(Entries with figure data)
::::::

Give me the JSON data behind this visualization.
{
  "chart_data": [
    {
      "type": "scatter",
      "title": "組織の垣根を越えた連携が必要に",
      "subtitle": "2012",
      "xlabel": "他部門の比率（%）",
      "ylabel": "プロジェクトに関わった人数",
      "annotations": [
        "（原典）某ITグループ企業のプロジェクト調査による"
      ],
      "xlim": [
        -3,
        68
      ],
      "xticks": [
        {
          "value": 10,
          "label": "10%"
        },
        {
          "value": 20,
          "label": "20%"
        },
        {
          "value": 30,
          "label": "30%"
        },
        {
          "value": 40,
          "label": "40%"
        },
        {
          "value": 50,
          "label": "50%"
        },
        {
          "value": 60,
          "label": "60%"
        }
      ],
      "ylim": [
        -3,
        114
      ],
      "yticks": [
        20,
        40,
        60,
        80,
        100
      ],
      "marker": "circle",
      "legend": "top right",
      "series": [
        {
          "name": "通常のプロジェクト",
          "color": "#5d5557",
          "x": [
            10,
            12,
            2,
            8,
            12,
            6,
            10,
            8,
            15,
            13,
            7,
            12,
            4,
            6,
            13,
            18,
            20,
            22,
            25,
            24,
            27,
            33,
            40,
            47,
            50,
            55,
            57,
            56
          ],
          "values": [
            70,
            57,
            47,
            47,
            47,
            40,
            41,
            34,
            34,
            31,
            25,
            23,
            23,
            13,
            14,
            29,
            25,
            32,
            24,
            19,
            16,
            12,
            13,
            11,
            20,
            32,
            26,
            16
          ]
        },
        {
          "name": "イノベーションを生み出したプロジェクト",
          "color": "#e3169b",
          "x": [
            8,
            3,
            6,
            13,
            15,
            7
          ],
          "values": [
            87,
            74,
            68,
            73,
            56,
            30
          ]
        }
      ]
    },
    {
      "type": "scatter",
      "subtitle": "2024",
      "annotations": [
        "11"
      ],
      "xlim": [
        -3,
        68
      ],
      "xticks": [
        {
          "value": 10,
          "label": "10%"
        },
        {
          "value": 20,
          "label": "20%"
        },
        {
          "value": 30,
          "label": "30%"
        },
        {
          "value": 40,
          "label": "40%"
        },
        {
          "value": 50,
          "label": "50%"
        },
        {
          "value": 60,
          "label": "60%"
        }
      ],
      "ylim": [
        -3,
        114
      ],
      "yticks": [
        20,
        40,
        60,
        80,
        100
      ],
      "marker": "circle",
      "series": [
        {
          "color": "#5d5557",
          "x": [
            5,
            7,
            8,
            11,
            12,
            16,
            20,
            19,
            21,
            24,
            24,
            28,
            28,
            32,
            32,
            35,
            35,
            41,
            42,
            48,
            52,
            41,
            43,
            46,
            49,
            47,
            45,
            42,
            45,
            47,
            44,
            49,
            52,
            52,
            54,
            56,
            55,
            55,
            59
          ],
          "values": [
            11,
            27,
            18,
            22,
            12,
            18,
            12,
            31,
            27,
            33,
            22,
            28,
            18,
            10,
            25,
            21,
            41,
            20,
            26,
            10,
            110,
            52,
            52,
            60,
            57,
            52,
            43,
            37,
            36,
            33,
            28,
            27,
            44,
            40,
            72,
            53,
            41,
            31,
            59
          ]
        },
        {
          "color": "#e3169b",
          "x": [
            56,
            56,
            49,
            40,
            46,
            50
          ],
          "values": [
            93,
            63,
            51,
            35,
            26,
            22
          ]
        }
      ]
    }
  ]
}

::::::

(Work to complete): Extract the complete set of records unchanged.

(Complete output):
Give me the JSON data behind this visualization.
{
  "chart_data": [
    {
      "type": "scatter",
      "title": "組織の垣根を越えた連携が必要に",
      "subtitle": "2012",
      "xlabel": "他部門の比率（%）",
      "ylabel": "プロジェクトに関わった人数",
      "annotations": [
        "（原典）某ITグループ企業のプロジェクト調査による"
      ],
      "xlim": [
        -3,
        68
      ],
      "xticks": [
        {
          "value": 10,
          "label": "10%"
        },
        {
          "value": 20,
          "label": "20%"
        },
        {
          "value": 30,
          "label": "30%"
        },
        {
          "value": 40,
          "label": "40%"
        },
        {
          "value": 50,
          "label": "50%"
        },
        {
          "value": 60,
          "label": "60%"
        }
      ],
      "ylim": [
        -3,
        114
      ],
      "yticks": [
        20,
        40,
        60,
        80,
        100
      ],
      "marker": "circle",
      "legend": "top right",
      "series": [
        {
          "name": "通常のプロジェクト",
          "color": "#5d5557",
          "x": [
            10,
            12,
            2,
            8,
            12,
            6,
            10,
            8,
            15,
            13,
            7,
            12,
            4,
            6,
            13,
            18,
            20,
            22,
            25,
            24,
            27,
            33,
            40,
            47,
            50,
            55,
            57,
            56
          ],
          "values": [
            70,
            57,
            47,
            47,
            47,
            40,
            41,
            34,
            34,
            31,
            25,
            23,
            23,
            13,
            14,
            29,
            25,
            32,
            24,
            19,
            16,
            12,
            13,
            11,
            20,
            32,
            26,
            16
          ]
        },
        {
          "name": "イノベーションを生み出したプロジェクト",
          "color": "#e3169b",
          "x": [
            8,
            3,
            6,
            13,
            15,
            7
          ],
          "values": [
            87,
            74,
            68,
            73,
            56,
            30
          ]
        }
      ]
    },
    {
      "type": "scatter",
      "subtitle": "2024",
      "annotations": [
        "11"
      ],
      "xlim": [
        -3,
        68
      ],
      "xticks": [
        {
          "value": 10,
          "label": "10%"
        },
        {
          "value": 20,
          "label": "20%"
        },
        {
          "value": 30,
          "label": "30%"
        },
        {
          "value": 40,
          "label": "40%"
        },
        {
          "value": 50,
          "label": "50%"
        },
        {
          "value": 60,
          "label": "60%"
        }
      ],
      "ylim": [
        -3,
        114
      ],
      "yticks": [
        20,
        40,
        60,
        80,
        100
      ],
      "marker": "circle",
      "series": [
        {
          "color": "#5d5557",
          "x": [
            5,
            7,
            8,
            11,
            12,
            16,
            20,
            19,
            21,
            24,
            24,
            28,
            28,
            32,
            32,
            35,
            35,
            41,
            42,
            48,
            52,
            41,
            43,
            46,
            49,
            47,
            45,
            42,
            45,
            47,
            44,
            49,
            52,
            52,
            54,
            56,
            55,
            55,
            59
          ],
          "values": [
            11,
            27,
            18,
            22,
            12,
            18,
            12,
            31,
            27,
            33,
            22,
            28,
            18,
            10,
            25,
            21,
            41,
            20,
            26,
            10,
            110,
            52,
            52,
            60,
            57,
            52,
            43,
            37,
            36,
            33,
            28,
            27,
            44,
            40,
            72,
            53,
            41,
            31,
            59
          ]
        },
        {
          "color": "#e3169b",
          "x": [
            56,
            56,
            49,
            40,
            46,
            50
          ],
          "values": [
            93,
            63,
            51,
            35,
            26,
            22
          ]
        }
      ]
    }
  ]
}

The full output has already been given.